[Written exercise] Write the listing below out again exactly, dropping the images.

[Saved entries]
===============
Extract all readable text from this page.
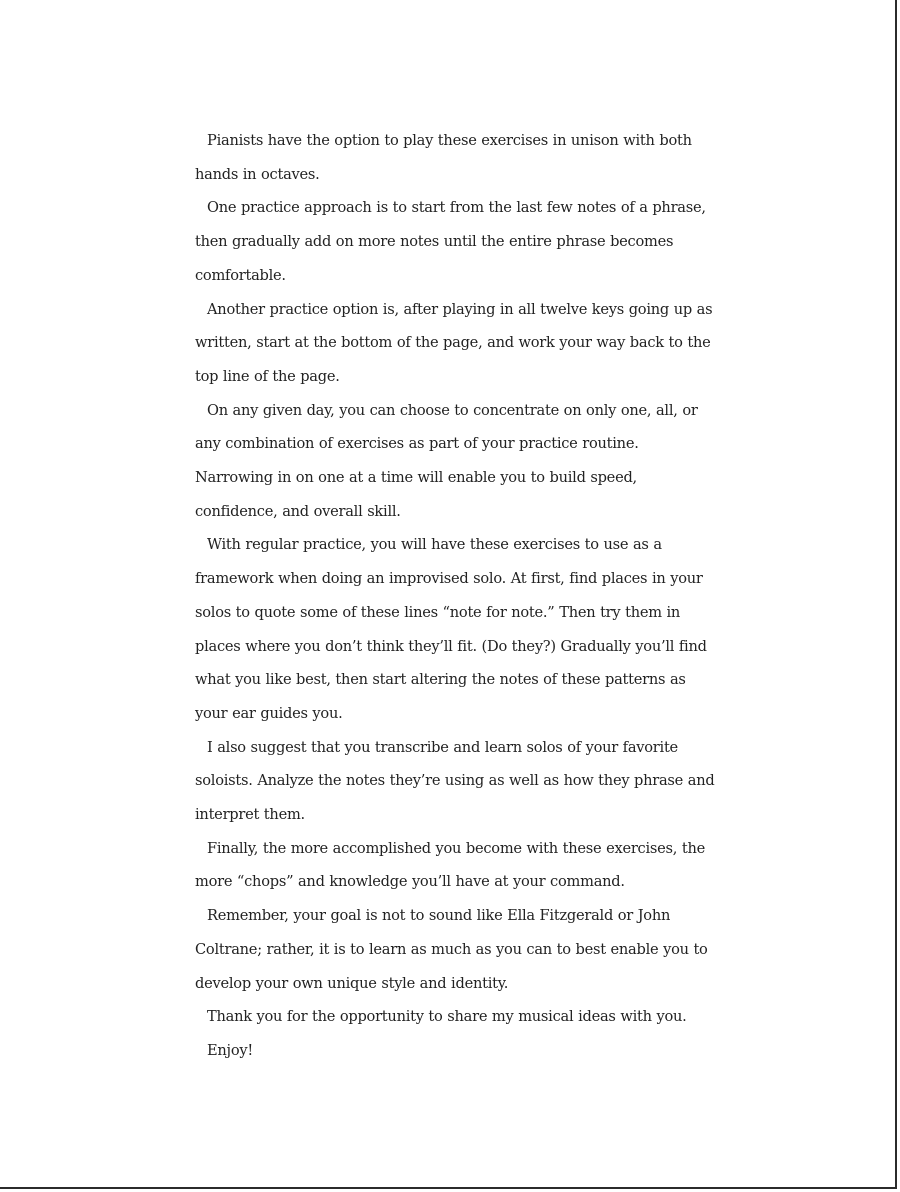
Pianists have the option to play these exercises in unison with both hands in octaves.

One practice approach is to start from the last few notes of a phrase, then gradually add on more notes until the entire phrase becomes comfortable.

Another practice option is, after playing in all twelve keys going up as written, start at the bottom of the page, and work your way back to the top line of the page.

On any given day, you can choose to concentrate on only one, all, or any combination of exercises as part of your practice routine. Narrowing in on one at a time will enable you to build speed, confidence, and overall skill.

With regular practice, you will have these exercises to use as a framework when doing an improvised solo. At first, find places in your solos to quote some of these lines “note for note.” Then try them in places where you don’t think they’ll fit. (Do they?) Gradually you’ll find what you like best, then start altering the notes of these patterns as your ear guides you.

I also suggest that you transcribe and learn solos of your favorite soloists. Analyze the notes they’re using as well as how they phrase and interpret them.

Finally, the more accomplished you become with these exercises, the more “chops” and knowledge you’ll have at your command.

Remember, your goal is not to sound like Ella Fitzgerald or John Coltrane; rather, it is to learn as much as you can to best enable you to develop your own unique style and identity.

Thank you for the opportunity to share my musical ideas with you.

Enjoy!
===============
[Answer to the exercise]
Extract all readable text from this page.
Pianists have the option to play these exercises in unison with both hands in octaves.

One practice approach is to start from the last few notes of a phrase, then gradually add on more notes until the entire phrase becomes comfortable.

Another practice option is, after playing in all twelve keys going up as written, start at the bottom of the page, and work your way back to the top line of the page.

On any given day, you can choose to concentrate on only one, all, or any combination of exercises as part of your practice routine. Narrowing in on one at a time will enable you to build speed, confidence, and overall skill.

With regular practice, you will have these exercises to use as a framework when doing an improvised solo. At first, find places in your solos to quote some of these lines “note for note.” Then try them in places where you don’t think they’ll fit. (Do they?) Gradually you’ll find what you like best, then start altering the notes of these patterns as your ear guides you.

I also suggest that you transcribe and learn solos of your favorite soloists. Analyze the notes they’re using as well as how they phrase and interpret them.

Finally, the more accomplished you become with these exercises, the more “chops” and knowledge you’ll have at your command.

Remember, your goal is not to sound like Ella Fitzgerald or John Coltrane; rather, it is to learn as much as you can to best enable you to develop your own unique style and identity.

Thank you for the opportunity to share my musical ideas with you.

Enjoy!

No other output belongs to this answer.